Collection entries
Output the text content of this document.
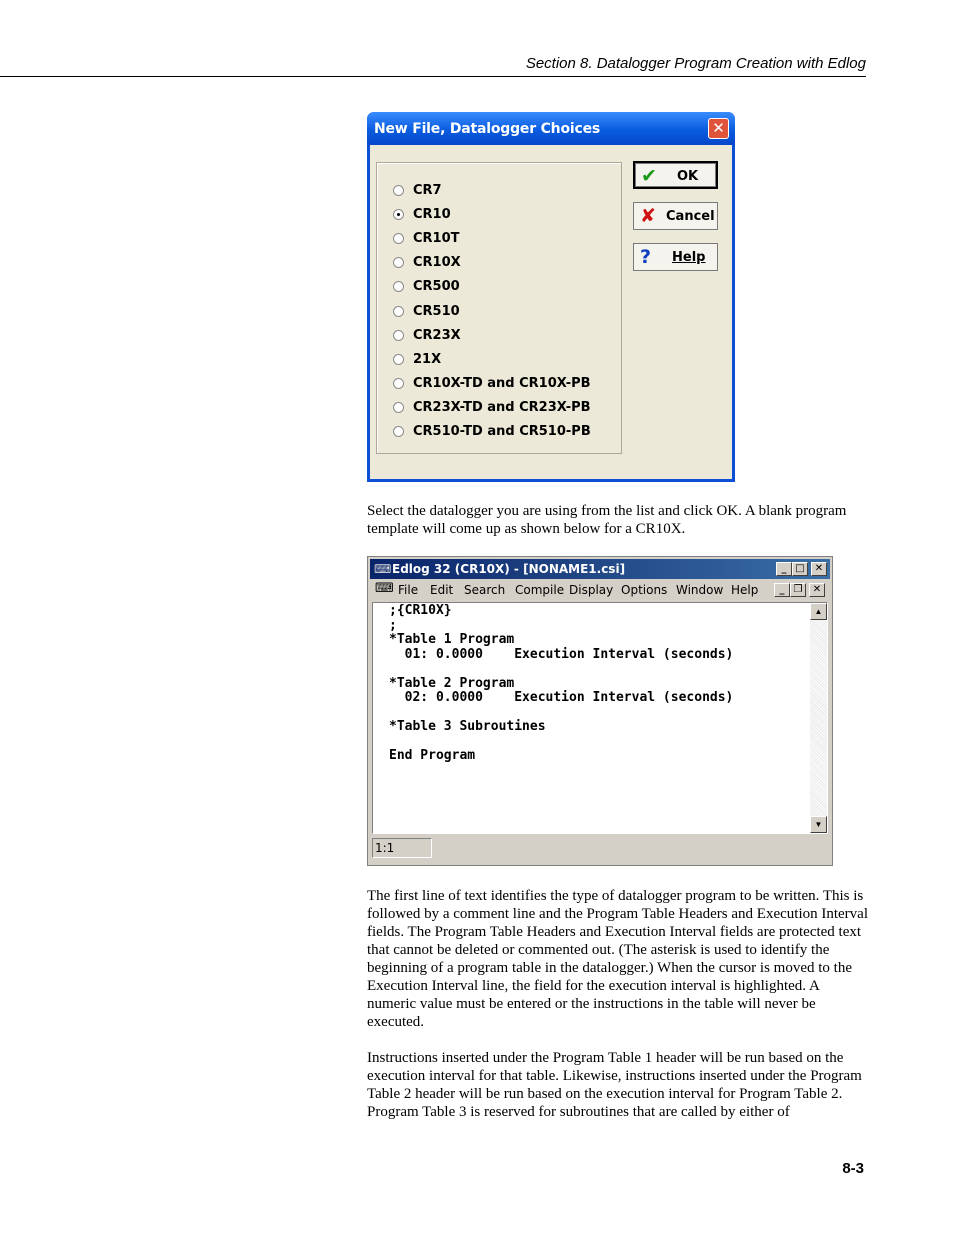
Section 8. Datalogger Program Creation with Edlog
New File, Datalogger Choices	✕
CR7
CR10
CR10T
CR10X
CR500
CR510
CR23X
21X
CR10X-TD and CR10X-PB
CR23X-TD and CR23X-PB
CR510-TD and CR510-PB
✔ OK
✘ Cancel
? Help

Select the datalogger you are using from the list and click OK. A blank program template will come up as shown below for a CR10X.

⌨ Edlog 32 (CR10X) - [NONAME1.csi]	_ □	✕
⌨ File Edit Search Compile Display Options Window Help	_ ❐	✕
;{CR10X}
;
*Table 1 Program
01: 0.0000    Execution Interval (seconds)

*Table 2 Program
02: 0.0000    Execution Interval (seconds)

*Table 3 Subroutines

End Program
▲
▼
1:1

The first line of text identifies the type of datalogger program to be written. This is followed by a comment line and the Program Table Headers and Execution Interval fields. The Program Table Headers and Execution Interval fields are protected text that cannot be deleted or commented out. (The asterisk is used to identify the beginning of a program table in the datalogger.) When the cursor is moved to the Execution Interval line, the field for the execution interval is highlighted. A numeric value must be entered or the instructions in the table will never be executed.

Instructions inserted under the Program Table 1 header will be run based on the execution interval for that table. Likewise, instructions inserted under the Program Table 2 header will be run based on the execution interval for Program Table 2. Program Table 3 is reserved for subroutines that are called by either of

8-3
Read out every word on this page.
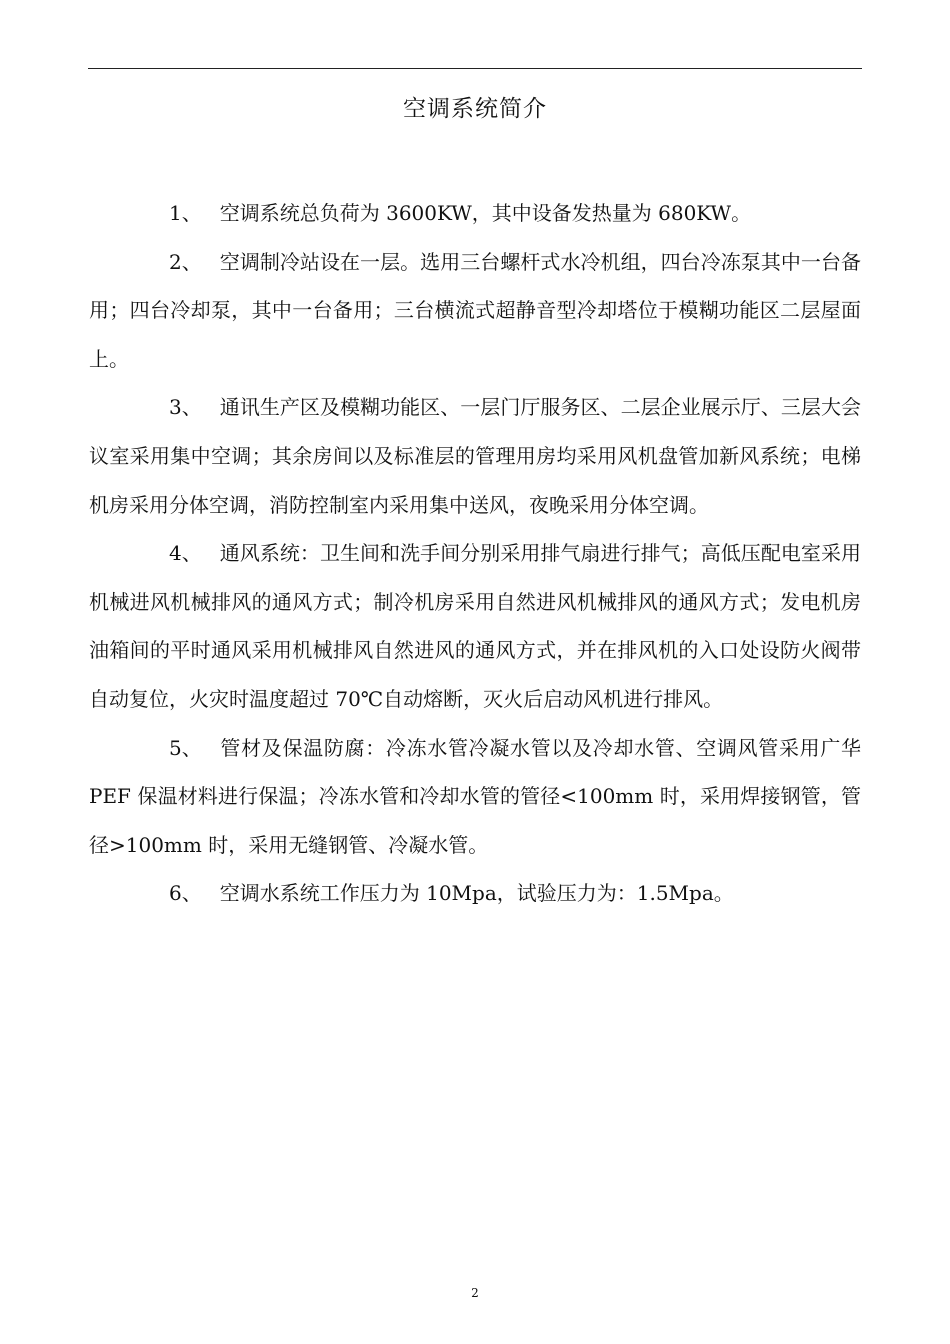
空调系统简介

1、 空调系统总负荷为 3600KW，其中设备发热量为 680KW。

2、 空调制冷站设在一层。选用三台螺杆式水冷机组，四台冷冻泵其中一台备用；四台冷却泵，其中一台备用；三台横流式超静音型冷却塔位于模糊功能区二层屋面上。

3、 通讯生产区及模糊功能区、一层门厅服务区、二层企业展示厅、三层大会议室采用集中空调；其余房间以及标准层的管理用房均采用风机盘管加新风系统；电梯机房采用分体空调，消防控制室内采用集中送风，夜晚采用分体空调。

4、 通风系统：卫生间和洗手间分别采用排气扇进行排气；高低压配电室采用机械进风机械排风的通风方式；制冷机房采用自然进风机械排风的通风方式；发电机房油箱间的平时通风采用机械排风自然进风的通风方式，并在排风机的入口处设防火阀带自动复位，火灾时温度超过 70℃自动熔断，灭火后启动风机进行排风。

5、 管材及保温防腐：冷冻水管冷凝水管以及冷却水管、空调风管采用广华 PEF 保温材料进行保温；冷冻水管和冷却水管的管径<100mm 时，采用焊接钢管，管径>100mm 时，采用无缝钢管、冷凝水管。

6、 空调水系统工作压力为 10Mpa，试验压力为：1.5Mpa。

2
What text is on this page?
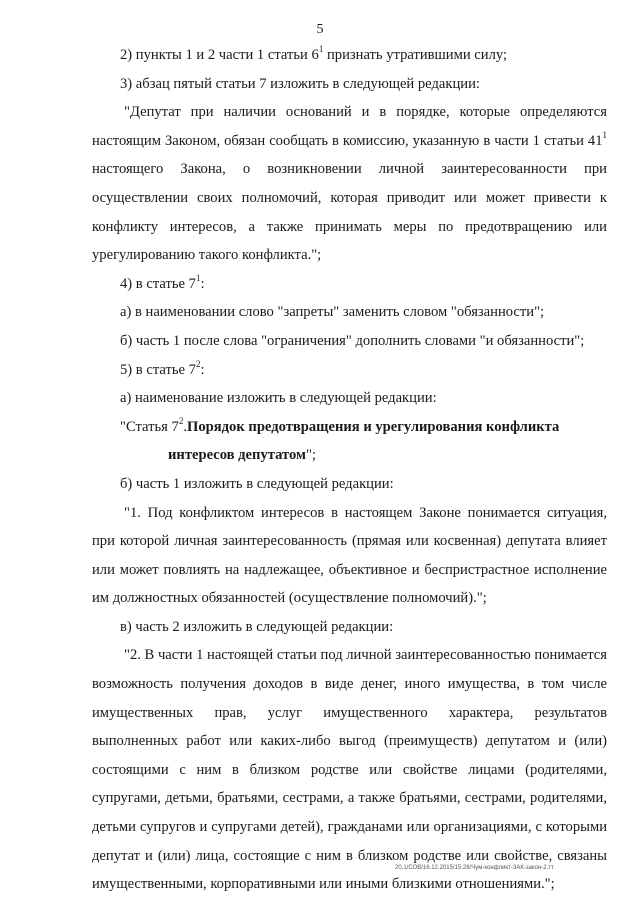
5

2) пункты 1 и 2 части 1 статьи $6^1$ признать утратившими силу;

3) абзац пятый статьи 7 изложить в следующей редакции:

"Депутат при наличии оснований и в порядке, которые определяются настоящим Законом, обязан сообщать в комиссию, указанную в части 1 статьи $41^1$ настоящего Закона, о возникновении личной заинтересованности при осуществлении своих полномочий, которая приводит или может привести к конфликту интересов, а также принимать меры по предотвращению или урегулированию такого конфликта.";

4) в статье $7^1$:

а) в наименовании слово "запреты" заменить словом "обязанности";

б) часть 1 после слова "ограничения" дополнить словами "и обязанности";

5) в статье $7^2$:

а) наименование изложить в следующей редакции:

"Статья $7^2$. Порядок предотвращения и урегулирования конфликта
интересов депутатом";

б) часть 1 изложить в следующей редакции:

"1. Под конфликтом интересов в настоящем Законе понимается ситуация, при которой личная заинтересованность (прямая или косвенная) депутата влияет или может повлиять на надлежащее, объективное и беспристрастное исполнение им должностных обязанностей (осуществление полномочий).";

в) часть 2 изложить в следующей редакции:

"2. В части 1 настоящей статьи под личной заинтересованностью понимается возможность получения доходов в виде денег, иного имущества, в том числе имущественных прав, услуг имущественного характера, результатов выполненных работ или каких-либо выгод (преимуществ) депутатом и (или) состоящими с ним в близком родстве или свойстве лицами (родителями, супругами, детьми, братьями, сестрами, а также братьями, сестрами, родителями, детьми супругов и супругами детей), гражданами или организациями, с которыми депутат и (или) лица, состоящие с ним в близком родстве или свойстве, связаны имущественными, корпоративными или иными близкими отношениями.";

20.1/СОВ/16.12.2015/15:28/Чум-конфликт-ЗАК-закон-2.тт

### REQUIREMENTS:
Copy out each line of the data where the string "text" appears.

### WRITTEN ANSWER:
Output the text content of this document.
The first line of text identifies the type of datalogger program to be written. This is followed by a comment line and the Program Table Headers and Execution Interval fields. The Program Table Headers and Execution Interval fields are protected text that cannot be deleted or commented out. (The asterisk is used to identify the beginning of a program table in the datalogger.) When the cursor is moved to the Execution Interval line, the field for the execution interval is highlighted. A numeric value must be entered or the instructions in the table will never be executed.
What text is on this page?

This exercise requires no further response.